* begin EXERCISE INPUT *
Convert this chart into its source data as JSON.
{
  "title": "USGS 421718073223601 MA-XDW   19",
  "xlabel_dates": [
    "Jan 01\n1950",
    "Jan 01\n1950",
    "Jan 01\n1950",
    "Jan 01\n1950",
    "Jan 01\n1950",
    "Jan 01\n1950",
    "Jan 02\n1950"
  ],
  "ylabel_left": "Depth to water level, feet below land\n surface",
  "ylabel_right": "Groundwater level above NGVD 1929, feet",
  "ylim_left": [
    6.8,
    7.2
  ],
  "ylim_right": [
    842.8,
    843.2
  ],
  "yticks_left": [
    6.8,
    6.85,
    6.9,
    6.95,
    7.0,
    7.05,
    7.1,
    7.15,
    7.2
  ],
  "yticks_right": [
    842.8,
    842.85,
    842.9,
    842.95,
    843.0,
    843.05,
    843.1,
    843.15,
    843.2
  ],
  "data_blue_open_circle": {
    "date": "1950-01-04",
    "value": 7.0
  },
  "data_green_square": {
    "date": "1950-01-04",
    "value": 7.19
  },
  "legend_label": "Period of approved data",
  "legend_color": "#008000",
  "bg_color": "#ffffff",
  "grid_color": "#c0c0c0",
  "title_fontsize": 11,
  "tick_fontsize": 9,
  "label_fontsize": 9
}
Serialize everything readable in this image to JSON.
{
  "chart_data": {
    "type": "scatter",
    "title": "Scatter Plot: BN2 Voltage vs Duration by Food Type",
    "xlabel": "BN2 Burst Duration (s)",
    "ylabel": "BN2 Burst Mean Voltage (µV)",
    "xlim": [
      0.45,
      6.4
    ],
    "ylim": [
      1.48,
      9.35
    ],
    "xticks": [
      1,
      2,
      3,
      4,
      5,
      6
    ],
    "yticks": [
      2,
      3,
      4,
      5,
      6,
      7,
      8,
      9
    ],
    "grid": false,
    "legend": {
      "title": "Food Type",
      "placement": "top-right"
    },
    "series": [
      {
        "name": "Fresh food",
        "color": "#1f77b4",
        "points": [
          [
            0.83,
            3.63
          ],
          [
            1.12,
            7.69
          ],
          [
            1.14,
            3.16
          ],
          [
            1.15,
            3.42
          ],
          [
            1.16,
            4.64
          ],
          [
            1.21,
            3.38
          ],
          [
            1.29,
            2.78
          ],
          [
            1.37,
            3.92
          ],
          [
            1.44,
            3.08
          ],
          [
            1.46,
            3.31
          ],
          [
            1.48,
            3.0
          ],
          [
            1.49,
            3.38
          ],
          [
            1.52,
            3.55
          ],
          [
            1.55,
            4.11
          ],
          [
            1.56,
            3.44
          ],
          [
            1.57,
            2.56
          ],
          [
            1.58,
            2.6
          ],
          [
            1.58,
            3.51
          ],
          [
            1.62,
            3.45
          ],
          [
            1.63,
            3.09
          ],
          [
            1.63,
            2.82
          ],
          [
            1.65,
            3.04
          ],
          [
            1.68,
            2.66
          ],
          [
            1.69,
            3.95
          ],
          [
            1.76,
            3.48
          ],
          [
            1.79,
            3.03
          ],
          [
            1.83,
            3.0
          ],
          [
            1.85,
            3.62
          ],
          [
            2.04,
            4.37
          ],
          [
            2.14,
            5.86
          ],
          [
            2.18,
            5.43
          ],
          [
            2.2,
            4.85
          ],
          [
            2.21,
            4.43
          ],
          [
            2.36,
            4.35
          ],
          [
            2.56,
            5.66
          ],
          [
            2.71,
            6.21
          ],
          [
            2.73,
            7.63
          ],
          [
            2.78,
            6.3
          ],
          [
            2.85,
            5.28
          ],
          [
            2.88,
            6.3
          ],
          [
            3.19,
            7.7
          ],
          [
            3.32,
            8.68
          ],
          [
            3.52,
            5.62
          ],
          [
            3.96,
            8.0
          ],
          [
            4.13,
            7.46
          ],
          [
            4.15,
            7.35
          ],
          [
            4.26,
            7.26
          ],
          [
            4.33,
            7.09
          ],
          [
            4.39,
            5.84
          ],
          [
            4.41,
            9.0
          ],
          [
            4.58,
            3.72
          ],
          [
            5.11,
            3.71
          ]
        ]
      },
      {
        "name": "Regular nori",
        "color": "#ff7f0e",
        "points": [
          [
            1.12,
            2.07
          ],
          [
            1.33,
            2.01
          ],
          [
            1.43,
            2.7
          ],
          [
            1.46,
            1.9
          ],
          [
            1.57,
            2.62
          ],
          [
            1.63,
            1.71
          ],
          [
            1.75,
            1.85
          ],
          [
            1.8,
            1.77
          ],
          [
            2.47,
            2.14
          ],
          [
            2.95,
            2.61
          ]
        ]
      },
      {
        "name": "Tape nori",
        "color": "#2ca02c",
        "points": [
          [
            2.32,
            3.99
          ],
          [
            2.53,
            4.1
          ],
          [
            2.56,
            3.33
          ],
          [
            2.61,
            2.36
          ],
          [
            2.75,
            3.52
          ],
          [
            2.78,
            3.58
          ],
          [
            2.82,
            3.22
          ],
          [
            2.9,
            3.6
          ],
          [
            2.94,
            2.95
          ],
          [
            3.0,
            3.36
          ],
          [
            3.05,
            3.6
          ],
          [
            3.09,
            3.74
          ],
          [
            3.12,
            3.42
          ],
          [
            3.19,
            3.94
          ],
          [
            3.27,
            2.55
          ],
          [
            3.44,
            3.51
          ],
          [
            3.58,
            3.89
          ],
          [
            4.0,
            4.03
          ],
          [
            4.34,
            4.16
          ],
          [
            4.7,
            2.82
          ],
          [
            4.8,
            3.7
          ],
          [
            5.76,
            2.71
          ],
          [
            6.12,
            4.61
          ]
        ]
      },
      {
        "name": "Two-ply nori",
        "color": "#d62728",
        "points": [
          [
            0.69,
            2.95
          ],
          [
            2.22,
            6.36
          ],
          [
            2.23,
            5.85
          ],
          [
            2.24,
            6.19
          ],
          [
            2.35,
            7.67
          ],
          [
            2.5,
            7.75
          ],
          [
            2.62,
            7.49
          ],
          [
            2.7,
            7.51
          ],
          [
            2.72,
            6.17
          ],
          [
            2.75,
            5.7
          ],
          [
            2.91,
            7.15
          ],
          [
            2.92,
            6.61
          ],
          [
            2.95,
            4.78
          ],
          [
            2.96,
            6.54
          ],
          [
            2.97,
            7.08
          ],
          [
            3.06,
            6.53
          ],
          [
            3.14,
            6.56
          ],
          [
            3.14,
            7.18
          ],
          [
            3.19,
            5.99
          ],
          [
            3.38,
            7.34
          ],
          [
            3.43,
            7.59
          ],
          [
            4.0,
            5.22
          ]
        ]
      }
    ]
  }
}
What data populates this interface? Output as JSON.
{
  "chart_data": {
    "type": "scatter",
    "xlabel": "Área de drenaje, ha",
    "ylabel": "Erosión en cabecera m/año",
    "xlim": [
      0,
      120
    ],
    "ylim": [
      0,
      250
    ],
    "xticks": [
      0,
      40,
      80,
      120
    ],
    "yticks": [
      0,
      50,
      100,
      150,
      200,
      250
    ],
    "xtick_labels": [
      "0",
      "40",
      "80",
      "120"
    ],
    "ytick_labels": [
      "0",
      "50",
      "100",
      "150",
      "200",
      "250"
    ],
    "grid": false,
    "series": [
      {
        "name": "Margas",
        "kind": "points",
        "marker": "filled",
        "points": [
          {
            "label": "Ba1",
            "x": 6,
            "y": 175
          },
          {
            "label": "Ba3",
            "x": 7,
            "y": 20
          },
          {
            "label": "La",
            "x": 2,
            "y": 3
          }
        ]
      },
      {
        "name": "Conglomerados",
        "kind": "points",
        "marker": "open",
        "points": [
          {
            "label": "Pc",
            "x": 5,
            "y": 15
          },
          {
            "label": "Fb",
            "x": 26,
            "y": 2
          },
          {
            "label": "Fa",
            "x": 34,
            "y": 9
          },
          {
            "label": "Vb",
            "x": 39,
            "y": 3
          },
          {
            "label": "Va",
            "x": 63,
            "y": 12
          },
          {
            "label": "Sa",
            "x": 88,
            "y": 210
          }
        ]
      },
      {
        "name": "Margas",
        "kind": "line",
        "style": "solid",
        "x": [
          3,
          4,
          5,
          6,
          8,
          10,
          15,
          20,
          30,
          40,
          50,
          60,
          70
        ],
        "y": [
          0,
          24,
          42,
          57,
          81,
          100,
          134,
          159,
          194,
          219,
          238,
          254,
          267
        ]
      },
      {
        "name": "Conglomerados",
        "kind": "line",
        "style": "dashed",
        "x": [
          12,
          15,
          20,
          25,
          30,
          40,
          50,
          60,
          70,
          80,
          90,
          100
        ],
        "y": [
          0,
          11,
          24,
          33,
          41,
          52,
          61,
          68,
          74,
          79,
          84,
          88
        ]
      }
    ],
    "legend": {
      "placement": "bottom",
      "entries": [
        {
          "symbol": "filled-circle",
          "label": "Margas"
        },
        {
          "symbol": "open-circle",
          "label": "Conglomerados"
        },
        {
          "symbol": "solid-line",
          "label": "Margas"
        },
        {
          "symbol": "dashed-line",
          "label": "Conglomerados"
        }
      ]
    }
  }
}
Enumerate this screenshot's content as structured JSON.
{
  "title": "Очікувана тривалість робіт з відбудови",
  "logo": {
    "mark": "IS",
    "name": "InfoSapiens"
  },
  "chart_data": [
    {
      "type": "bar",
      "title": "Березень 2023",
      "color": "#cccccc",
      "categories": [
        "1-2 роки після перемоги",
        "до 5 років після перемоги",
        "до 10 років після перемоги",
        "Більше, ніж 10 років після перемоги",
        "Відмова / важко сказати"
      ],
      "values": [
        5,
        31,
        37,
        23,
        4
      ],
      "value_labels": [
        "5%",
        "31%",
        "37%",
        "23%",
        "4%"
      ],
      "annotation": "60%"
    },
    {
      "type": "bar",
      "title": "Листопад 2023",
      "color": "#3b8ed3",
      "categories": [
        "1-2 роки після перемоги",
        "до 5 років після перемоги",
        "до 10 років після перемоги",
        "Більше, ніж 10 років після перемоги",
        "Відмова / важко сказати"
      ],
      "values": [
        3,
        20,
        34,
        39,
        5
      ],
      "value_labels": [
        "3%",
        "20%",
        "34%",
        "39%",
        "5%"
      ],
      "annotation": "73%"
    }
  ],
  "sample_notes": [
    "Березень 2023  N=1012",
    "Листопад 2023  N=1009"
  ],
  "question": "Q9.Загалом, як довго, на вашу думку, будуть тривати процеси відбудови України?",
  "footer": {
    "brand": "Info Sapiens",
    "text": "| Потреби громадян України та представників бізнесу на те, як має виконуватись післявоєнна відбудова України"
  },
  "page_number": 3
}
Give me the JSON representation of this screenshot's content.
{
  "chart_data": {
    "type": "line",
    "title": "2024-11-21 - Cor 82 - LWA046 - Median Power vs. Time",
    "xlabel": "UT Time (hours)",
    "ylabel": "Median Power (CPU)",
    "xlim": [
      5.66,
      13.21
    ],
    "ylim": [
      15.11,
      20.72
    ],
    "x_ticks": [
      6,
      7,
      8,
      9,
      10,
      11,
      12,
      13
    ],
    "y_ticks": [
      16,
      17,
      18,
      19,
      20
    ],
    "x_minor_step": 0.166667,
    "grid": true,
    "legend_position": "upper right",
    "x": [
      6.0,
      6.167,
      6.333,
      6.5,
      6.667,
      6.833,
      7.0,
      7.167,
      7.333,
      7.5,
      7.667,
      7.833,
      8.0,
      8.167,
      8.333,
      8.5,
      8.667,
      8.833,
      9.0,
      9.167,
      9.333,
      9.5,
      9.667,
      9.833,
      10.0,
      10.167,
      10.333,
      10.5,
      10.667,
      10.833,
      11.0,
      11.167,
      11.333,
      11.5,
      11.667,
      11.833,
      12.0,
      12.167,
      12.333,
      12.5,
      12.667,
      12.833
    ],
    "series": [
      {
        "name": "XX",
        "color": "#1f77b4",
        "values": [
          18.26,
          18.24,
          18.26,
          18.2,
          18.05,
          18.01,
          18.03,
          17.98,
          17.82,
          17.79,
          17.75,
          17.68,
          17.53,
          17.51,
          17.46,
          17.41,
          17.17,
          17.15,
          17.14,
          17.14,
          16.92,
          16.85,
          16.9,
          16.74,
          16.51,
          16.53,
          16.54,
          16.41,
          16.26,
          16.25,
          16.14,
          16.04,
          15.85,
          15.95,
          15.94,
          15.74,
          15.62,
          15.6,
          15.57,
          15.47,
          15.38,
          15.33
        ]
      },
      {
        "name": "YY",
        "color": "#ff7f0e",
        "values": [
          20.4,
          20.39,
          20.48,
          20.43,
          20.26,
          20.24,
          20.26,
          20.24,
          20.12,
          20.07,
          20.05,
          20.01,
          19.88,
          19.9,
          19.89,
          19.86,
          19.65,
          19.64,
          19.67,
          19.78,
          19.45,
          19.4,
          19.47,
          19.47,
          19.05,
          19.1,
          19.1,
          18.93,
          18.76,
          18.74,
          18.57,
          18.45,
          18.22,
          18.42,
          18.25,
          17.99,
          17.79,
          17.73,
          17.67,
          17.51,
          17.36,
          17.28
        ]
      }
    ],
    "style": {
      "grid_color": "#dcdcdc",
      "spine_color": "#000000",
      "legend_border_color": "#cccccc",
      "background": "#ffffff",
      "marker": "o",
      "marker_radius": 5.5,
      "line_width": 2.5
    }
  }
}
* end EXERCISE INPUT *
• _DESCRIPTION OF THE TASK_:
Extract all lines that hold the word "Листопад".

• _ANSWER_:
      "title": "Листопад 2023",
    "Листопад 2023  N=1009"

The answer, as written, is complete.